- WRITTEN REQUEST: From the listing below, pull out the lines that hold "Inflation".

- Dataset items:
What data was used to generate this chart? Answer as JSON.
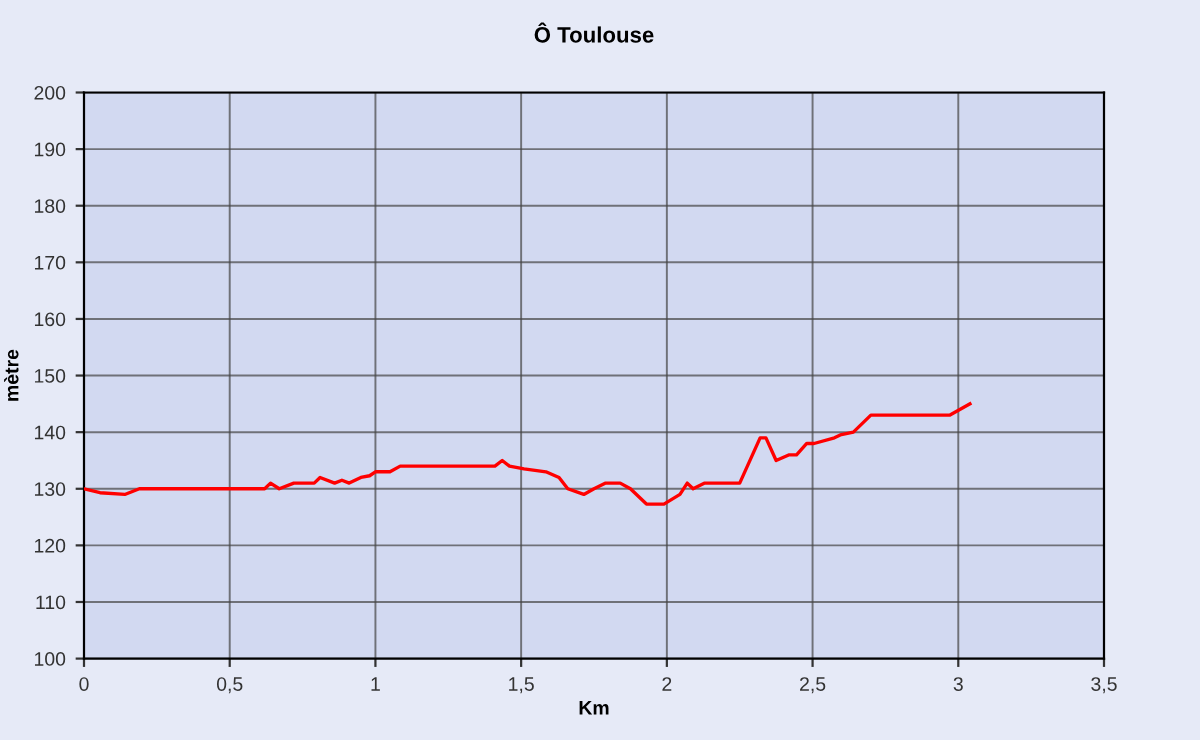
{
  "chart_data": {
    "type": "line",
    "title": "Ô Toulouse",
    "xlabel": "Km",
    "ylabel": "mètre",
    "series": [
      {
        "color": "#ff0000",
        "x": [
          0,
          0.055,
          0.14,
          0.19,
          0.62,
          0.64,
          0.67,
          0.72,
          0.79,
          0.81,
          0.86,
          0.885,
          0.91,
          0.95,
          0.98,
          1.0,
          1.05,
          1.085,
          1.41,
          1.435,
          1.46,
          1.51,
          1.585,
          1.63,
          1.66,
          1.715,
          1.75,
          1.79,
          1.84,
          1.875,
          1.93,
          1.99,
          2.045,
          2.07,
          2.09,
          2.13,
          2.25,
          2.32,
          2.34,
          2.375,
          2.42,
          2.445,
          2.48,
          2.505,
          2.575,
          2.595,
          2.64,
          2.7,
          2.97,
          3.04
        ],
        "values": [
          130,
          129.3,
          129,
          130,
          130,
          131,
          130,
          131,
          131,
          132,
          131,
          131.5,
          131,
          132,
          132.3,
          133,
          133,
          134,
          134,
          135,
          134,
          133.5,
          133,
          132,
          130,
          129,
          130,
          131,
          131,
          130,
          127.3,
          127.3,
          129,
          131,
          130,
          131,
          131,
          139,
          139,
          135,
          136,
          136,
          138,
          138,
          139,
          139.5,
          140,
          143,
          143,
          145
        ]
      }
    ],
    "xlim": [
      0,
      3.5
    ],
    "ylim": [
      100,
      200
    ],
    "xticks": [
      0,
      {
        "value": 0.5,
        "label": "0,5"
      },
      1,
      {
        "value": 1.5,
        "label": "1,5"
      },
      2,
      {
        "value": 2.5,
        "label": "2,5"
      },
      3,
      {
        "value": 3.5,
        "label": "3,5"
      }
    ],
    "yticks": [
      100,
      110,
      120,
      130,
      140,
      150,
      160,
      170,
      180,
      190,
      200
    ],
    "grid": true,
    "marker": "none",
    "line_style": "solid"
  }
}
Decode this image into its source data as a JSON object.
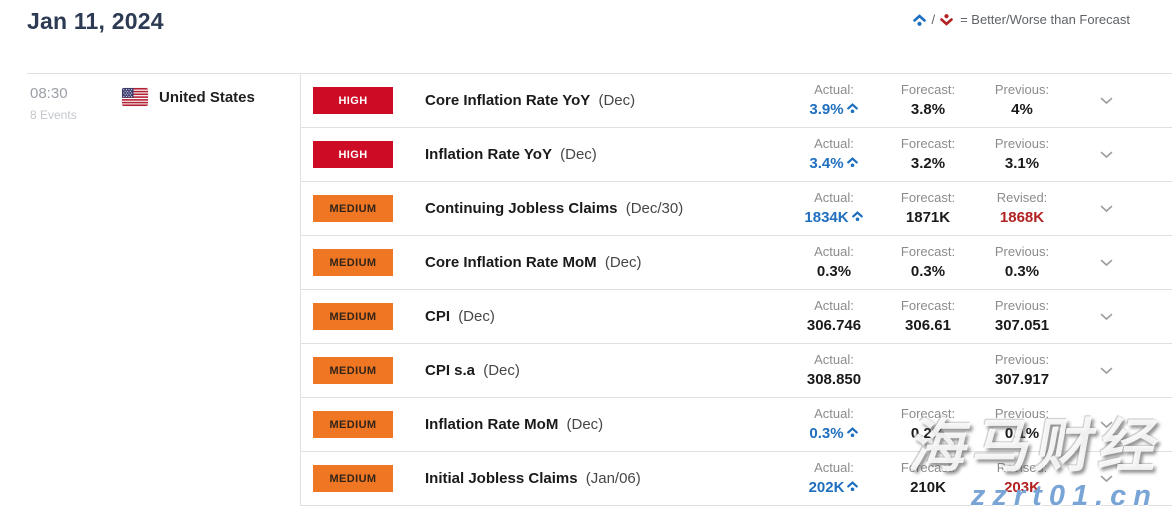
{
  "page_title": "Jan 11, 2024",
  "legend": {
    "separator": "/",
    "text": "= Better/Worse than Forecast",
    "better_icon": "caret-up-dot-blue",
    "worse_icon": "caret-down-dot-red"
  },
  "group": {
    "time": "08:30",
    "events_count": "8 Events",
    "country": "United States",
    "flag_icon": "us-flag"
  },
  "colors": {
    "title_navy": "#2d3a53",
    "better_blue": "#1f6fbf",
    "revised_red": "#b22222",
    "high_badge_red": "#ce0b24",
    "medium_badge_orange": "#ef7622"
  },
  "rows": [
    {
      "importance": "HIGH",
      "title": "Core Inflation Rate YoY",
      "period": "(Dec)",
      "cols": [
        {
          "label": "Actual:",
          "value": "3.9%",
          "style": "better"
        },
        {
          "label": "Forecast:",
          "value": "3.8%",
          "style": "normal"
        },
        {
          "label": "Previous:",
          "value": "4%",
          "style": "normal"
        }
      ]
    },
    {
      "importance": "HIGH",
      "title": "Inflation Rate YoY",
      "period": "(Dec)",
      "cols": [
        {
          "label": "Actual:",
          "value": "3.4%",
          "style": "better"
        },
        {
          "label": "Forecast:",
          "value": "3.2%",
          "style": "normal"
        },
        {
          "label": "Previous:",
          "value": "3.1%",
          "style": "normal"
        }
      ]
    },
    {
      "importance": "MEDIUM",
      "title": "Continuing Jobless Claims",
      "period": "(Dec/30)",
      "cols": [
        {
          "label": "Actual:",
          "value": "1834K",
          "style": "better"
        },
        {
          "label": "Forecast:",
          "value": "1871K",
          "style": "normal"
        },
        {
          "label": "Revised:",
          "value": "1868K",
          "style": "revised"
        }
      ]
    },
    {
      "importance": "MEDIUM",
      "title": "Core Inflation Rate MoM",
      "period": "(Dec)",
      "cols": [
        {
          "label": "Actual:",
          "value": "0.3%",
          "style": "normal"
        },
        {
          "label": "Forecast:",
          "value": "0.3%",
          "style": "normal"
        },
        {
          "label": "Previous:",
          "value": "0.3%",
          "style": "normal"
        }
      ]
    },
    {
      "importance": "MEDIUM",
      "title": "CPI",
      "period": "(Dec)",
      "cols": [
        {
          "label": "Actual:",
          "value": "306.746",
          "style": "normal"
        },
        {
          "label": "Forecast:",
          "value": "306.61",
          "style": "normal"
        },
        {
          "label": "Previous:",
          "value": "307.051",
          "style": "normal"
        }
      ]
    },
    {
      "importance": "MEDIUM",
      "title": "CPI s.a",
      "period": "(Dec)",
      "cols": [
        {
          "label": "Actual:",
          "value": "308.850",
          "style": "normal"
        },
        null,
        {
          "label": "Previous:",
          "value": "307.917",
          "style": "normal"
        }
      ]
    },
    {
      "importance": "MEDIUM",
      "title": "Inflation Rate MoM",
      "period": "(Dec)",
      "cols": [
        {
          "label": "Actual:",
          "value": "0.3%",
          "style": "better"
        },
        {
          "label": "Forecast:",
          "value": "0.2%",
          "style": "normal"
        },
        {
          "label": "Previous:",
          "value": "0.1%",
          "style": "normal"
        }
      ]
    },
    {
      "importance": "MEDIUM",
      "title": "Initial Jobless Claims",
      "period": "(Jan/06)",
      "cols": [
        {
          "label": "Actual:",
          "value": "202K",
          "style": "better"
        },
        {
          "label": "Forecast:",
          "value": "210K",
          "style": "normal"
        },
        {
          "label": "Revised:",
          "value": "203K",
          "style": "revised"
        }
      ]
    }
  ],
  "watermark": {
    "line1": "海马财经",
    "line2": "zzrt01.cn"
  }
}
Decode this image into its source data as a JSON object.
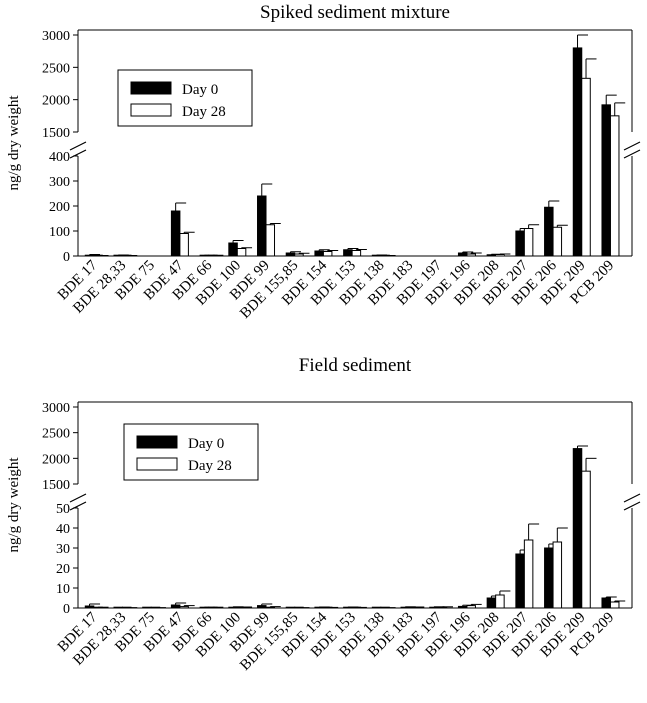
{
  "chart_data": [
    {
      "type": "bar",
      "title": "Spiked sediment mixture",
      "ylabel": "ng/g dry weight",
      "xlabel": "",
      "broken_axis": true,
      "ylim_lower": [
        0,
        400
      ],
      "ylim_upper": [
        1500,
        3000
      ],
      "yticks_lower": [
        "0",
        "100",
        "200",
        "300",
        "400"
      ],
      "yticks_upper": [
        "1500",
        "2000",
        "2500",
        "3000"
      ],
      "legend_position": "upper-left",
      "categories": [
        "BDE 17",
        "BDE 28,33",
        "BDE 75",
        "BDE 47",
        "BDE 66",
        "BDE 100",
        "BDE 99",
        "BDE 155,85",
        "BDE 154",
        "BDE 153",
        "BDE 138",
        "BDE 183",
        "BDE 197",
        "BDE 196",
        "BDE 208",
        "BDE 207",
        "BDE 206",
        "BDE 209",
        "PCB 209"
      ],
      "series": [
        {
          "name": "Day 0",
          "color": "#000000",
          "values": [
            3,
            2,
            0,
            180,
            2,
            52,
            240,
            12,
            20,
            25,
            2,
            0,
            0,
            12,
            5,
            100,
            195,
            2800,
            1920
          ],
          "errors": [
            3,
            2,
            0,
            32,
            1,
            10,
            48,
            5,
            5,
            5,
            2,
            0,
            0,
            4,
            2,
            10,
            25,
            400,
            150
          ]
        },
        {
          "name": "Day 28",
          "color": "#ffffff",
          "values": [
            1,
            1,
            0,
            90,
            2,
            30,
            125,
            8,
            18,
            22,
            1,
            0,
            0,
            8,
            6,
            110,
            115,
            2330,
            1750
          ],
          "errors": [
            1,
            1,
            0,
            5,
            1,
            3,
            5,
            3,
            4,
            4,
            1,
            0,
            0,
            4,
            2,
            15,
            8,
            300,
            200
          ]
        }
      ]
    },
    {
      "type": "bar",
      "title": "Field sediment",
      "ylabel": "ng/g dry weight",
      "xlabel": "",
      "broken_axis": true,
      "ylim_lower": [
        0,
        50
      ],
      "ylim_upper": [
        1500,
        3000
      ],
      "yticks_lower": [
        "0",
        "10",
        "20",
        "30",
        "40",
        "50"
      ],
      "yticks_upper": [
        "1500",
        "2000",
        "2500",
        "3000"
      ],
      "legend_position": "upper-left",
      "categories": [
        "BDE 17",
        "BDE 28,33",
        "BDE 75",
        "BDE 47",
        "BDE 66",
        "BDE 100",
        "BDE 99",
        "BDE 155,85",
        "BDE 154",
        "BDE 153",
        "BDE 138",
        "BDE 183",
        "BDE 197",
        "BDE 196",
        "BDE 208",
        "BDE 207",
        "BDE 206",
        "BDE 209",
        "PCB 209"
      ],
      "series": [
        {
          "name": "Day 0",
          "color": "#000000",
          "values": [
            1,
            0.1,
            0.1,
            1.5,
            0.2,
            0.4,
            1.2,
            0.1,
            0.3,
            0.3,
            0.1,
            0.4,
            0.4,
            0.8,
            5,
            27,
            30,
            2190,
            5
          ],
          "errors": [
            1,
            0.1,
            0.1,
            1,
            0.2,
            0.2,
            0.8,
            0.1,
            0.2,
            0.2,
            0.1,
            0.2,
            0.2,
            0.6,
            1,
            2,
            2,
            50,
            0.5
          ]
        },
        {
          "name": "Day 28",
          "color": "#ffffff",
          "values": [
            0.2,
            0.1,
            0.1,
            0.7,
            0.2,
            0.3,
            0.4,
            0.1,
            0.2,
            0.2,
            0.1,
            0.3,
            0.4,
            1.2,
            6.5,
            34,
            33,
            1750,
            3
          ],
          "errors": [
            0.2,
            0.1,
            0.1,
            0.5,
            0.2,
            0.2,
            0.3,
            0.1,
            0.1,
            0.1,
            0.1,
            0.2,
            0.2,
            0.6,
            2,
            8,
            7,
            250,
            0.5
          ]
        }
      ]
    }
  ]
}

- REPLY:
      "title": "Core Inflation Rate YoY",
      "title": "Inflation Rate YoY",
      "title": "Core Inflation Rate MoM",
      "title": "Inflation Rate MoM",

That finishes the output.